=== Provided data ===
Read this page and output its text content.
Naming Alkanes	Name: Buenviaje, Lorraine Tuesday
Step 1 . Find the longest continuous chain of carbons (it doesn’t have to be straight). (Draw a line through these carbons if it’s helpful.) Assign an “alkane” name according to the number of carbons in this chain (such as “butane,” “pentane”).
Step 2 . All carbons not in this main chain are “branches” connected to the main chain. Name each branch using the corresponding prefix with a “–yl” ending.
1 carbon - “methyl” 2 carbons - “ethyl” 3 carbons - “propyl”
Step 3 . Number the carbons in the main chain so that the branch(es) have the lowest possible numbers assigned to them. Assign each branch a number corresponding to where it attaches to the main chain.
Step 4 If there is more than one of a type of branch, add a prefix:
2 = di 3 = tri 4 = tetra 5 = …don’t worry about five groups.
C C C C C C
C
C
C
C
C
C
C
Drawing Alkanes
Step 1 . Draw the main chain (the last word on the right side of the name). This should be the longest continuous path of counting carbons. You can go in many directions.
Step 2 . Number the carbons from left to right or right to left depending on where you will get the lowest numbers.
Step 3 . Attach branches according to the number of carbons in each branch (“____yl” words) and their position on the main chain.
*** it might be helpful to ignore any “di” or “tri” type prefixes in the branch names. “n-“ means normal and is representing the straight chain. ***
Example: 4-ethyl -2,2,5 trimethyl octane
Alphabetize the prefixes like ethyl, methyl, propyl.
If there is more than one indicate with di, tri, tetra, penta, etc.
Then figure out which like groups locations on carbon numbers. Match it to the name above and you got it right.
===
=== Provided data ===
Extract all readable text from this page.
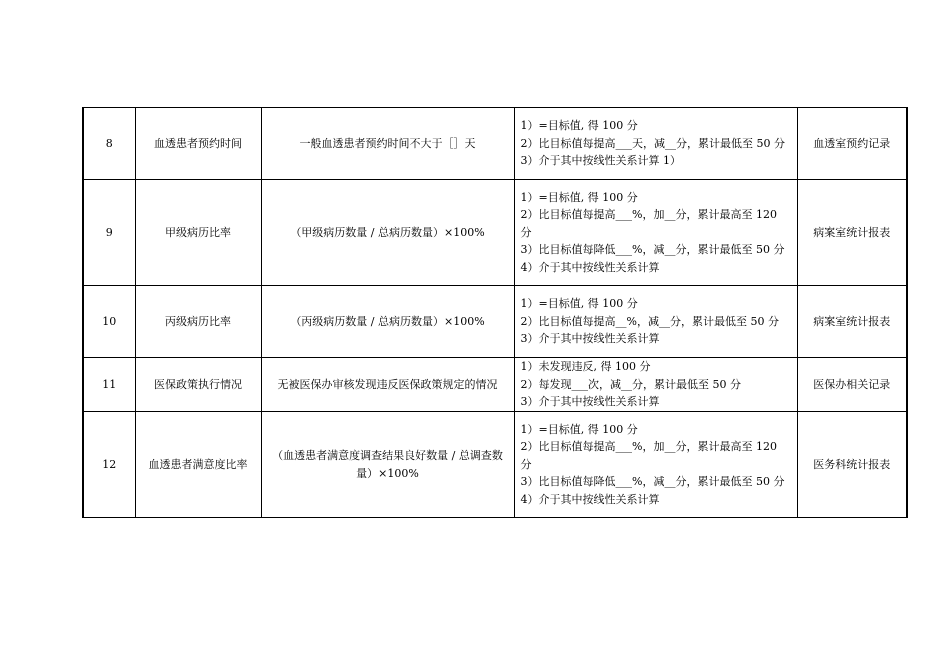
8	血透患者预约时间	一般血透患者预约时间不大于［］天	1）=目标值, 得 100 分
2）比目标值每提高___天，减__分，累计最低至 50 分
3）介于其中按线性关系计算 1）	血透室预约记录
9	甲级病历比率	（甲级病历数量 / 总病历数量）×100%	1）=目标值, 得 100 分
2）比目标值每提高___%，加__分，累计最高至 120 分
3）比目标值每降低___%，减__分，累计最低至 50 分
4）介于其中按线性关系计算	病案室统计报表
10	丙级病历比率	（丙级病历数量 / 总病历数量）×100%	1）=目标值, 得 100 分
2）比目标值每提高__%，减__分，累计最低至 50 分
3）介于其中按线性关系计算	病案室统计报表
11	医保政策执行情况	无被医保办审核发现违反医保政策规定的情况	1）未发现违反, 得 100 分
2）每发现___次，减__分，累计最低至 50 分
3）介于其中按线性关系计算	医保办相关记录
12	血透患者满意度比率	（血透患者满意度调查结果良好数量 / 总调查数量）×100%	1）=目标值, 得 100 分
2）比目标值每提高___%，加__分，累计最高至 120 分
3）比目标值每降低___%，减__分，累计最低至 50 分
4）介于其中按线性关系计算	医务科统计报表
===
=== Provided data ===
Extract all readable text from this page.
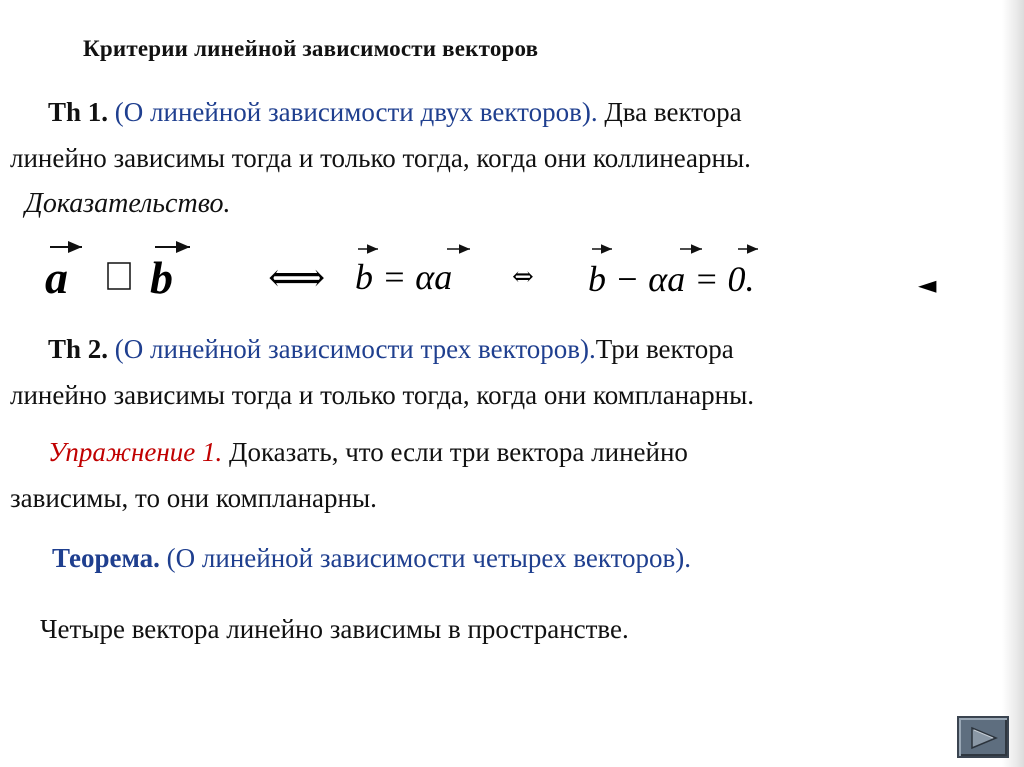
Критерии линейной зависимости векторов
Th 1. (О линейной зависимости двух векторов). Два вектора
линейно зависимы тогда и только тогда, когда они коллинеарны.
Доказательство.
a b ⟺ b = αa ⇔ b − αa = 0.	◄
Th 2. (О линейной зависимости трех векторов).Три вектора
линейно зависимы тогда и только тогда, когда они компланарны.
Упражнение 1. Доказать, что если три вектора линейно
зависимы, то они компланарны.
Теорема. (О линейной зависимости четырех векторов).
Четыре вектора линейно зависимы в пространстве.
===
▸ Problem requirements
Gather each line from the entries above that includes the word "зависимости".

▸ Reply to the exercise
Критерии линейной зависимости векторов
Th 1. (О линейной зависимости двух векторов). Два вектора
Th 2. (О линейной зависимости трех векторов).Три вектора
Теорема. (О линейной зависимости четырех векторов).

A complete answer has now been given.